• _Description of the task_: Scan the data for "this" and copy the lines it appears in.

Stored items:
_ _ _ _ _ _ _

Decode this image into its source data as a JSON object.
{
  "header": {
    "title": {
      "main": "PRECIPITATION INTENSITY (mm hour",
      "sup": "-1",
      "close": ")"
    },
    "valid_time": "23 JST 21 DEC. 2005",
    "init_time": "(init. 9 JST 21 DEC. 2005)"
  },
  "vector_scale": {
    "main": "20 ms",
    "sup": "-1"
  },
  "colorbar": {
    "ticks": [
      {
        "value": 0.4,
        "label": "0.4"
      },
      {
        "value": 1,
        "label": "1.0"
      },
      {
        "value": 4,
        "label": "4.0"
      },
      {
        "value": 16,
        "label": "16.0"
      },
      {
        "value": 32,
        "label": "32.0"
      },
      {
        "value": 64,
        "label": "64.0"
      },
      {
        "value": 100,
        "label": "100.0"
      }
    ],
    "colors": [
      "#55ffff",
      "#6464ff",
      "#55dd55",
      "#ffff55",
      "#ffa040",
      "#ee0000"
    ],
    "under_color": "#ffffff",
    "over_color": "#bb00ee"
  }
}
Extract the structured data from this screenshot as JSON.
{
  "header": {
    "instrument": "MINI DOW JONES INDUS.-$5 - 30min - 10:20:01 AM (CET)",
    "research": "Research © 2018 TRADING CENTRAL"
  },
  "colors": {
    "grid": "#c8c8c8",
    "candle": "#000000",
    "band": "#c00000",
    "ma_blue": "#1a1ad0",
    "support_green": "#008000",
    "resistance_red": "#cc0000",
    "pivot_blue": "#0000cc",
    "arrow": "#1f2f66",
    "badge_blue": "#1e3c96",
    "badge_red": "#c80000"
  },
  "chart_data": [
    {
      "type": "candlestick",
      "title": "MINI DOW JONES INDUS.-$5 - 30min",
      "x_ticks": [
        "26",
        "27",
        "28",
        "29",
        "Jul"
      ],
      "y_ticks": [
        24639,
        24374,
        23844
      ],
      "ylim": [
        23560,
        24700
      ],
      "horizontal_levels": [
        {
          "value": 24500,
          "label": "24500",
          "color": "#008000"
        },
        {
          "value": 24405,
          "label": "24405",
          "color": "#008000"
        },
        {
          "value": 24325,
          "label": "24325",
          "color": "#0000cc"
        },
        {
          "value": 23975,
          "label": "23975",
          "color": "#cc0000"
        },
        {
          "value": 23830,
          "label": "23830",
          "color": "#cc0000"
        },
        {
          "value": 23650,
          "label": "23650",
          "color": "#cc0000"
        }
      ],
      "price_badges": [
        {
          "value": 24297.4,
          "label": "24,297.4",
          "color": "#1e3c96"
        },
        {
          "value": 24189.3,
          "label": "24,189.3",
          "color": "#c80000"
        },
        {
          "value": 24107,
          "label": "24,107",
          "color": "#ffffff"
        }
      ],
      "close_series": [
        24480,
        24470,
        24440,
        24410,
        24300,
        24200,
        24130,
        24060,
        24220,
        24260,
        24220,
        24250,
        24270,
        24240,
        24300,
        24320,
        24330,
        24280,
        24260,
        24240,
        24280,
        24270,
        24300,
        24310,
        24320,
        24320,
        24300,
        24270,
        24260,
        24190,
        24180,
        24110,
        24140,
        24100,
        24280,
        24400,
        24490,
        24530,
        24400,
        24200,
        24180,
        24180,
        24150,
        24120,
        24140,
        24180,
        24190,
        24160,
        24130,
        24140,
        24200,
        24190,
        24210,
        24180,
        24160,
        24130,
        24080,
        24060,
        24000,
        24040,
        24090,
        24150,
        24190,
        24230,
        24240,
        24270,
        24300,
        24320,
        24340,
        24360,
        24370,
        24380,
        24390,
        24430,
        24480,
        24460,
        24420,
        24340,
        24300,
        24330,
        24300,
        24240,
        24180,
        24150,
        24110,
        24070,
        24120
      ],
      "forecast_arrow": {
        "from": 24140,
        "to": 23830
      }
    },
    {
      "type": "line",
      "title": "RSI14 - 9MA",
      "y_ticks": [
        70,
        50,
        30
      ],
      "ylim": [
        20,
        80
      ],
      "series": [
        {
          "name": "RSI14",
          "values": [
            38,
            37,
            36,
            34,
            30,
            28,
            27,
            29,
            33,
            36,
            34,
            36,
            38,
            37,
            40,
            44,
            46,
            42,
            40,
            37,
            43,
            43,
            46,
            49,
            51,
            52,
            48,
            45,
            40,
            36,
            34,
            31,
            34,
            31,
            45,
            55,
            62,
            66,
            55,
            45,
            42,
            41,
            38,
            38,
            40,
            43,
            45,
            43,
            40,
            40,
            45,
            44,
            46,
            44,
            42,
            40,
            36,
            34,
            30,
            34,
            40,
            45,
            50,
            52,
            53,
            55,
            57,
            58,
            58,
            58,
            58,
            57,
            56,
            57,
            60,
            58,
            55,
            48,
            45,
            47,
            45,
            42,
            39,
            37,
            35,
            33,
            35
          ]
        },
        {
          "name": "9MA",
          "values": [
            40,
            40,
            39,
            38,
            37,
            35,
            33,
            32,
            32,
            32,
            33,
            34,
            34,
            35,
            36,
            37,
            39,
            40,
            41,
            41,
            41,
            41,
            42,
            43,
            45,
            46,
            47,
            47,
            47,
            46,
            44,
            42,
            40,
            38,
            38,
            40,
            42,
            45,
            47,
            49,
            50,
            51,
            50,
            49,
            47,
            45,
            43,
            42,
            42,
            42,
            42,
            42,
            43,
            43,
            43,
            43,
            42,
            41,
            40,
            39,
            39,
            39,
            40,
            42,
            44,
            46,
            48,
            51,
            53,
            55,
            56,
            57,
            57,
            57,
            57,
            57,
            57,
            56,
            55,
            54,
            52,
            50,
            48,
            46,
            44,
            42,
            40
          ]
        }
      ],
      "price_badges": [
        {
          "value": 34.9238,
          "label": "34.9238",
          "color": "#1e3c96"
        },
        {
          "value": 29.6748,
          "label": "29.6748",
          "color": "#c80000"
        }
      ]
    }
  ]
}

_ _ _ _ _ _ _

• _Complete output_:
Decode this image into its source data as a JSON object.
Extract the structured data from this screenshot as JSON.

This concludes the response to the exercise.